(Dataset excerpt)
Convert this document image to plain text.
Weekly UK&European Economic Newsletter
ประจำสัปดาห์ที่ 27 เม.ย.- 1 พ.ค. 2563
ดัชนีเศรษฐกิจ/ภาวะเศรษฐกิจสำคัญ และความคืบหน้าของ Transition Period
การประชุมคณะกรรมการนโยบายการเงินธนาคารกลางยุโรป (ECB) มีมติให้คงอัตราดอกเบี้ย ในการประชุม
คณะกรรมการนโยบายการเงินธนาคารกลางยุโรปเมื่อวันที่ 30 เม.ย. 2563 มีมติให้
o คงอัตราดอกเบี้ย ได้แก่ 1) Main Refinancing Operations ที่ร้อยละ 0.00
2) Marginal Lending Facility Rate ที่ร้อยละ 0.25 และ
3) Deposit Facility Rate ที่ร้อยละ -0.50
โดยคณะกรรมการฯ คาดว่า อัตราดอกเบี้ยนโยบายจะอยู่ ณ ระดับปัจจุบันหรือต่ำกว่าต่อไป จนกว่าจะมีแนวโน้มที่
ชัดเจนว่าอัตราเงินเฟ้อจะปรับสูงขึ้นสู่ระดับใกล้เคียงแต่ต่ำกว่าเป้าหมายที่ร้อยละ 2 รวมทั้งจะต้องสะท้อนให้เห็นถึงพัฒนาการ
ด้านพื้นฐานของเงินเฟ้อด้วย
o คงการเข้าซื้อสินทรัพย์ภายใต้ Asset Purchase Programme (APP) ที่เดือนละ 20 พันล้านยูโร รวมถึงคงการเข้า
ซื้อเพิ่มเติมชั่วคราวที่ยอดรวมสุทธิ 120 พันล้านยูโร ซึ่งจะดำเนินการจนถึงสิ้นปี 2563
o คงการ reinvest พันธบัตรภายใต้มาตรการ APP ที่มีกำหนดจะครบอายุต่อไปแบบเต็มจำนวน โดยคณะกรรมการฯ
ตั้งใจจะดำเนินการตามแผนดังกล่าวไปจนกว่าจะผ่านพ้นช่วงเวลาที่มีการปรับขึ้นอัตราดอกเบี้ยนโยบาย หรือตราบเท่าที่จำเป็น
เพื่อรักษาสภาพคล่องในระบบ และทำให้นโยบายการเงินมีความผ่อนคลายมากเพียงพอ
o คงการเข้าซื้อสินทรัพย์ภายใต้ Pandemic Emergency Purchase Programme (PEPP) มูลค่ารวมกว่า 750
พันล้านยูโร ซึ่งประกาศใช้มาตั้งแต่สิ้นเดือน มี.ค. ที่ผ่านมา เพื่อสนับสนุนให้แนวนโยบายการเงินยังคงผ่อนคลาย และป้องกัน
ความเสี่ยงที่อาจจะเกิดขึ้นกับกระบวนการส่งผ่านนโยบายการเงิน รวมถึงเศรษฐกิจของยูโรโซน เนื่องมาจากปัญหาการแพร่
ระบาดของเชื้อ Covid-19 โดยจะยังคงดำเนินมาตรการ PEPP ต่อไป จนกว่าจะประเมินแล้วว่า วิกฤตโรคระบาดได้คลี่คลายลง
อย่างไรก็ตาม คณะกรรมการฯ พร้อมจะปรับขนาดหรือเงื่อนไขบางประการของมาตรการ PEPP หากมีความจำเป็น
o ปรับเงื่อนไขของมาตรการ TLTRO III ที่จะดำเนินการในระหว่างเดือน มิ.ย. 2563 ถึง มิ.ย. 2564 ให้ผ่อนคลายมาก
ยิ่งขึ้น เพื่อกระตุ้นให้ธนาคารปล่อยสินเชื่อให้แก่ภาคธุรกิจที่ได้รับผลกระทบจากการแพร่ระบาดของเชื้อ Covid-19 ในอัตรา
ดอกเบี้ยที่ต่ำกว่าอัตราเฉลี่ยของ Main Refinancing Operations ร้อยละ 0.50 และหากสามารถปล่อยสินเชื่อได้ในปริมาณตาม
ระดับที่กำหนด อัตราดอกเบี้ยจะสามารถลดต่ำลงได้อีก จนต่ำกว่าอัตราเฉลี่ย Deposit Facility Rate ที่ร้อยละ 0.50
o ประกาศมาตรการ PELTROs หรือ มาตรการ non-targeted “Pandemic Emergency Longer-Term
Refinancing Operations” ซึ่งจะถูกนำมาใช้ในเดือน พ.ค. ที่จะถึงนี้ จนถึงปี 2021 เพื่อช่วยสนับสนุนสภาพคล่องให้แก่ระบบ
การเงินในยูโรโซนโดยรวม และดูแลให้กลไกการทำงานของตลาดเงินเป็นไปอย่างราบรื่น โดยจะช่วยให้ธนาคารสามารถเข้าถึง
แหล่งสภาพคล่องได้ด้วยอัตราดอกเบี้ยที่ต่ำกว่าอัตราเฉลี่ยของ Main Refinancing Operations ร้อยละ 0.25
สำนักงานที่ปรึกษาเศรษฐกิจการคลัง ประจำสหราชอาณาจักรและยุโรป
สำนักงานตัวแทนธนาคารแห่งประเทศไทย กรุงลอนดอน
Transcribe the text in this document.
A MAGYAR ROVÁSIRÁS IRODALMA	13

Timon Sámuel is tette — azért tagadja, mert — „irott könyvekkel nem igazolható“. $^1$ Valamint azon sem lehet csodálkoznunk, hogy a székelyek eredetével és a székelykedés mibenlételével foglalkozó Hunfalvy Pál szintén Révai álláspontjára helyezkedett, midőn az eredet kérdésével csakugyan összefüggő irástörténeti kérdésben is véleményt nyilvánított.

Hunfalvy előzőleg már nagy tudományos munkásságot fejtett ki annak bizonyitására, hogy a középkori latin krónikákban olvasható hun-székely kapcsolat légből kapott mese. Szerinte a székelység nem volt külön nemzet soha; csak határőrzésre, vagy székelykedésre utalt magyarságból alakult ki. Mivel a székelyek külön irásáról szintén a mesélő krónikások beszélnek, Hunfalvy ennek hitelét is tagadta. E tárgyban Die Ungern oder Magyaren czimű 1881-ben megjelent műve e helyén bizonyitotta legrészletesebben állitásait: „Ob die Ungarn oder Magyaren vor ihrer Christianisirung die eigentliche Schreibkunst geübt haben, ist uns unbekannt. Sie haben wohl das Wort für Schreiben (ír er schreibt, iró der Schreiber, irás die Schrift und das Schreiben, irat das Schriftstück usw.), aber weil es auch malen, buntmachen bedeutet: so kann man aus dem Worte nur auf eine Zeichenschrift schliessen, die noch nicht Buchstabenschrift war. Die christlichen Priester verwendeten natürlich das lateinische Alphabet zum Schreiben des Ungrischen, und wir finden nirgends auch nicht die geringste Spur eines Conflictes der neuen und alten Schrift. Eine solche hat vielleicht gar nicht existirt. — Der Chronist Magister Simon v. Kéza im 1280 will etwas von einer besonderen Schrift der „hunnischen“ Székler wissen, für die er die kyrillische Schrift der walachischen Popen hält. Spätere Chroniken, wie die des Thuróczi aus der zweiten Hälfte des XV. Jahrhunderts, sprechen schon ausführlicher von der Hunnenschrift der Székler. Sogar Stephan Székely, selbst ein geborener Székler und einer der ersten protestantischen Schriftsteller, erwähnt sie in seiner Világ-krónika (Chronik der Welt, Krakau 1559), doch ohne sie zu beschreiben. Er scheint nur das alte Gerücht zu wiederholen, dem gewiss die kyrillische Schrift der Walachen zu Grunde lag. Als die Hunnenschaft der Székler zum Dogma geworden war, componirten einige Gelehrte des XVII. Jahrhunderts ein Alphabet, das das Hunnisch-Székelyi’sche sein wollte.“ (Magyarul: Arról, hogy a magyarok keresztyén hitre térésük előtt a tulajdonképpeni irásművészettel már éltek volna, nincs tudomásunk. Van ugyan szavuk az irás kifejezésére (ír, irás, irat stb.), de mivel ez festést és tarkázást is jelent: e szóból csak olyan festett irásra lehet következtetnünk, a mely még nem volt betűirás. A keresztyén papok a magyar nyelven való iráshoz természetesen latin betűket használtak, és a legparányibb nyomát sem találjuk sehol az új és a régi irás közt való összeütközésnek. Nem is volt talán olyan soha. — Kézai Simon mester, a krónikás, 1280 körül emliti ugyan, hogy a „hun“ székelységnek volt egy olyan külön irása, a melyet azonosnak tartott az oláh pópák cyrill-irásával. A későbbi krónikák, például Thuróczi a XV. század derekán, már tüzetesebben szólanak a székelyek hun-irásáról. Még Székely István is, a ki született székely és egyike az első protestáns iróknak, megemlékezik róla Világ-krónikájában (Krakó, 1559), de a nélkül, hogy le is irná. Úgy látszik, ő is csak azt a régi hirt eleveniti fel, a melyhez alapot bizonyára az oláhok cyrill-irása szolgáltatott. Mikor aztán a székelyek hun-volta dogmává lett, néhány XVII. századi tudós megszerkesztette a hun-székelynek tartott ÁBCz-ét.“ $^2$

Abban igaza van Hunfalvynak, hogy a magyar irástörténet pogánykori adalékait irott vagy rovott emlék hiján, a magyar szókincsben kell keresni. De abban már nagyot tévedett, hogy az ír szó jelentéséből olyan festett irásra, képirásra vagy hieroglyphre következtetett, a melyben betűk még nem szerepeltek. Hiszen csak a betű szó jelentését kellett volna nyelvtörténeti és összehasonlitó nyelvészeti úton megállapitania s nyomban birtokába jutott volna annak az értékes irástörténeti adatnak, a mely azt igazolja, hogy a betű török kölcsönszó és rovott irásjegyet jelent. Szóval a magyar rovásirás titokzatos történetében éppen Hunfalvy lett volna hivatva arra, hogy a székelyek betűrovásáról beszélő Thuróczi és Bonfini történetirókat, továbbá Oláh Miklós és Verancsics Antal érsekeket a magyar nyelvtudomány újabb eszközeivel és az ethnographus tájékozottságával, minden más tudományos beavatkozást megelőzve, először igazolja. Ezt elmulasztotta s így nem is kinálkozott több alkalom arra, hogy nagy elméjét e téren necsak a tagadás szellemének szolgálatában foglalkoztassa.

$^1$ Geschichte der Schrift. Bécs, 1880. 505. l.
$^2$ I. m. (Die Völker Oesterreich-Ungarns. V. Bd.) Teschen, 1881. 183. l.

■ **YOUR GOAL**: In the records above, how many lines include the string "Rate"? Answer with only the number.

■ **SOLUTION**: 3